Jakub Jelinek Nov. 25, 2021, 8:39 a.m. UTC | #3
On Thu, Nov 25, 2021 at 08:23:50AM +0000, Tamar Christina wrote:
> > But, IMNSHO while it isn't incorrect to handle le and gt there, it is
> > unnecessary.  Because (x & cst) <= 0U and (x & cst) > 0U should never appear,
> > again in
> > /* Non-equality compare simplifications from fold_binary  */ we have a
> > simplification for it:
> >        (if (cmp == LE_EXPR)
> >         (eq @2 @1))
> >        (if (cmp == GT_EXPR)
> >         (ne @2 @1))))
> > This is done for
> >   (cmp (convert?@2 @0) uniform_integer_cst_p@1) and so should be done
> > for both integers and vectors.
> > As the bitmask_inv_cst_vector_p simplification only handles eq and ne for
> > signed types, I think it can be simplified to just following patch.
> 
> As I mentioned on the PR I don't think LE and GT should be removed, the patch
> Is attempting to simplify the bitmask used because most vector ISAs can create
> the simpler mask much easier than the complex mask.
> 
> It. 0xFFFFFF00 is harder to create than 0xFF.   So while for scalar it doesn't matter
> as much, it does for vector code.

____________________

:: SHORT EXERCISE 1 ::
Reproduce the mailing-list reply about bitmask simplification in full, word for word.

:: SUPPLIED DATA ::
____________________

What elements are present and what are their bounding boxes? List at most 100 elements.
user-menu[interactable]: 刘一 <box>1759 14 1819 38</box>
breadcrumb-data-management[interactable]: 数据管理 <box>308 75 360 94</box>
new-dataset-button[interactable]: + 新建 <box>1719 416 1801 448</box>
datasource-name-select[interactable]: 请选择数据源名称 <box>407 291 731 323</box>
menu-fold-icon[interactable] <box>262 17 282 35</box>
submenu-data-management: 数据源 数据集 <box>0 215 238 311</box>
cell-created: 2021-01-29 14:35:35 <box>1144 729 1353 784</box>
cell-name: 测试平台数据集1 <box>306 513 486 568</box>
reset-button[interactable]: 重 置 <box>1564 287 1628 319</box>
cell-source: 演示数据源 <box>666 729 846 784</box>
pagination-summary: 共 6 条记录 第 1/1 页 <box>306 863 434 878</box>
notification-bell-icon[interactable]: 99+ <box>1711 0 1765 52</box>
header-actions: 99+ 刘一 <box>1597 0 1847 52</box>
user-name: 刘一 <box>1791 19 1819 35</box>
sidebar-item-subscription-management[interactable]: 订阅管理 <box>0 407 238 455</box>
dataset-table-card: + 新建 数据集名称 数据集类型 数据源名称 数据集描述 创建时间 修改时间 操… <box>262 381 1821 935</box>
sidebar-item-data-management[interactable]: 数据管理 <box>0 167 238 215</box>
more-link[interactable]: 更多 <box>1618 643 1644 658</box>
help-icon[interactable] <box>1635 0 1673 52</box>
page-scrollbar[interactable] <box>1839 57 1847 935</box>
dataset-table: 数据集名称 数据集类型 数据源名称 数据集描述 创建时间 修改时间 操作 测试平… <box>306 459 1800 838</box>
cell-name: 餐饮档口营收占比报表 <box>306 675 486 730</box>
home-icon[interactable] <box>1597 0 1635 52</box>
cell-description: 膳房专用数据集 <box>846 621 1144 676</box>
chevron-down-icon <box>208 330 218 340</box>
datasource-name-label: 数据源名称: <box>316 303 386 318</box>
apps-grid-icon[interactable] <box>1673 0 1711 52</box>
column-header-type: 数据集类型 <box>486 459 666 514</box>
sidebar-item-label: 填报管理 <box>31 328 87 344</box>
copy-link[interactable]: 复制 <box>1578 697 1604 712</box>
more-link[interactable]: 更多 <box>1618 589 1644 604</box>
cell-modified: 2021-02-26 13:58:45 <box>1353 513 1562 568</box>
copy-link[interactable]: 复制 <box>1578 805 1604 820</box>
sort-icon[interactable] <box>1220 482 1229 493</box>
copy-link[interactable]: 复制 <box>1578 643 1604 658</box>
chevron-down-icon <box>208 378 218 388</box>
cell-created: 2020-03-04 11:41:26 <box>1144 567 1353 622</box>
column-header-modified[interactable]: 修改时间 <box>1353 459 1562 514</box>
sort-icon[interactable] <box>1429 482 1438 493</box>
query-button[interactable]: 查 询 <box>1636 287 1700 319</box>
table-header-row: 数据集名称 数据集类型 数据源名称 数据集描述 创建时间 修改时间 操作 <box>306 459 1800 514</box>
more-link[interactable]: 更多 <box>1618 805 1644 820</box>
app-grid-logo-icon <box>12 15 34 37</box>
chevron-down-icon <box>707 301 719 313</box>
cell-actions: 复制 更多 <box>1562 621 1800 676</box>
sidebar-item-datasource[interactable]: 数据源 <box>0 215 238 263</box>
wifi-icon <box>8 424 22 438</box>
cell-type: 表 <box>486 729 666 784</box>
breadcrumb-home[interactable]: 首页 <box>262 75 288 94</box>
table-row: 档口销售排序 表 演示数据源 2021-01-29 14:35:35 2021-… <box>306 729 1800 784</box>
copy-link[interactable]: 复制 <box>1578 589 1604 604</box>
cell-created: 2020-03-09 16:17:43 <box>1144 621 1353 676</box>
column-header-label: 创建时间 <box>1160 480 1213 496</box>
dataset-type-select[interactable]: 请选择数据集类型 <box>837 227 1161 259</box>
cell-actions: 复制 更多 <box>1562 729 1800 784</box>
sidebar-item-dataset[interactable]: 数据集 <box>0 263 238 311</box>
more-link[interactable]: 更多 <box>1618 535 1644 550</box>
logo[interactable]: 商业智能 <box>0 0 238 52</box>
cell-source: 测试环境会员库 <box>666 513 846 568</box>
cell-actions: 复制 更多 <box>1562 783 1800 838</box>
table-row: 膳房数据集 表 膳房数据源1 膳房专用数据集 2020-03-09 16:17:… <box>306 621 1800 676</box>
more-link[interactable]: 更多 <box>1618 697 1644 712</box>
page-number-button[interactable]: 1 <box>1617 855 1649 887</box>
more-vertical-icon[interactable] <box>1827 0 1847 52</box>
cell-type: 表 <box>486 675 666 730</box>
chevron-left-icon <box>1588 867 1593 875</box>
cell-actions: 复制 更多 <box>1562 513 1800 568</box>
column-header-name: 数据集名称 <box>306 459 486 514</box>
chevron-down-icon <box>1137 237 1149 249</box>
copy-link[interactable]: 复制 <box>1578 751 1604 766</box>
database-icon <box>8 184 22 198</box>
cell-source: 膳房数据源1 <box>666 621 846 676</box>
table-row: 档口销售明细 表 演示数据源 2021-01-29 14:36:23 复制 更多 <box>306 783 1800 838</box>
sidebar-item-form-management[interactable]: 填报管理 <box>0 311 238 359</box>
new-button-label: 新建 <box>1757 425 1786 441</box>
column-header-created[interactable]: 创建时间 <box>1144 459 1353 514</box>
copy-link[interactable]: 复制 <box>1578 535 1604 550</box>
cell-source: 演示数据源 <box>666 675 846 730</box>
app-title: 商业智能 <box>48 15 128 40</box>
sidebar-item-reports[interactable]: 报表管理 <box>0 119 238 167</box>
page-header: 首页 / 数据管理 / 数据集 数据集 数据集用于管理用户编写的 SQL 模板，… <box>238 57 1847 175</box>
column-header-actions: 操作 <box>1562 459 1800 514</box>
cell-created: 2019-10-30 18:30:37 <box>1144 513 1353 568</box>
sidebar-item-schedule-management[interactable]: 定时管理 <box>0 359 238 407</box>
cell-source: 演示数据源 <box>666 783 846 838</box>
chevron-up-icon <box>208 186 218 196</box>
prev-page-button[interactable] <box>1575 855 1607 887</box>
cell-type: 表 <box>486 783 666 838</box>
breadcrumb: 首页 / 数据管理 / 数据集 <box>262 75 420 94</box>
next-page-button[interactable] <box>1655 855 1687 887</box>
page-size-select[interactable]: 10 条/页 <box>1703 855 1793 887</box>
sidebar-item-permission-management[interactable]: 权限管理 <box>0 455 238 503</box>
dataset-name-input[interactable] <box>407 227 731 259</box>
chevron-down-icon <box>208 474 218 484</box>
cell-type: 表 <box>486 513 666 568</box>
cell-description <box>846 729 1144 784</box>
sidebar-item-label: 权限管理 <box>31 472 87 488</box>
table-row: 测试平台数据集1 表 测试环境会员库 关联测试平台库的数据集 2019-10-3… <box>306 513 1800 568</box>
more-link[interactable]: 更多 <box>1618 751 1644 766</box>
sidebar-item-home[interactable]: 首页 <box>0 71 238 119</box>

____________________

:: SHORT EXERCISE 2 ::
Write out everything from the first row down through the row containing "cell-created: 2021-01-29 14:35:35", swapping "bounding boxes" for "enclosing boxes" and leaving all else unchanged.

:: COMPLETE ANSWER 1 ::
Jakub Jelinek Nov. 25, 2021, 8:39 a.m. UTC | #3
On Thu, Nov 25, 2021 at 08:23:50AM +0000, Tamar Christina wrote:
> > But, IMNSHO while it isn't incorrect to handle le and gt there, it is
> > unnecessary.  Because (x & cst) <= 0U and (x & cst) > 0U should never appear,
> > again in
> > /* Non-equality compare simplifications from fold_binary  */ we have a
> > simplification for it:
> >        (if (cmp == LE_EXPR)
> >         (eq @2 @1))
> >        (if (cmp == GT_EXPR)
> >         (ne @2 @1))))
> > This is done for
> >   (cmp (convert?@2 @0) uniform_integer_cst_p@1) and so should be done
> > for both integers and vectors.
> > As the bitmask_inv_cst_vector_p simplification only handles eq and ne for
> > signed types, I think it can be simplified to just following patch.
> 
> As I mentioned on the PR I don't think LE and GT should be removed, the patch
> Is attempting to simplify the bitmask used because most vector ISAs can create
> the simpler mask much easier than the complex mask.
> 
> It. 0xFFFFFF00 is harder to create than 0xFF.   So while for scalar it doesn't matter
> as much, it does for vector code.

:: COMPLETE ANSWER 2 ::
What elements are present and what are their enclosing boxes? List at most 100 elements.
user-menu[interactable]: 刘一 <box>1759 14 1819 38</box>
breadcrumb-data-management[interactable]: 数据管理 <box>308 75 360 94</box>
new-dataset-button[interactable]: + 新建 <box>1719 416 1801 448</box>
datasource-name-select[interactable]: 请选择数据源名称 <box>407 291 731 323</box>
menu-fold-icon[interactable] <box>262 17 282 35</box>
submenu-data-management: 数据源 数据集 <box>0 215 238 311</box>
cell-created: 2021-01-29 14:35:35 <box>1144 729 1353 784</box>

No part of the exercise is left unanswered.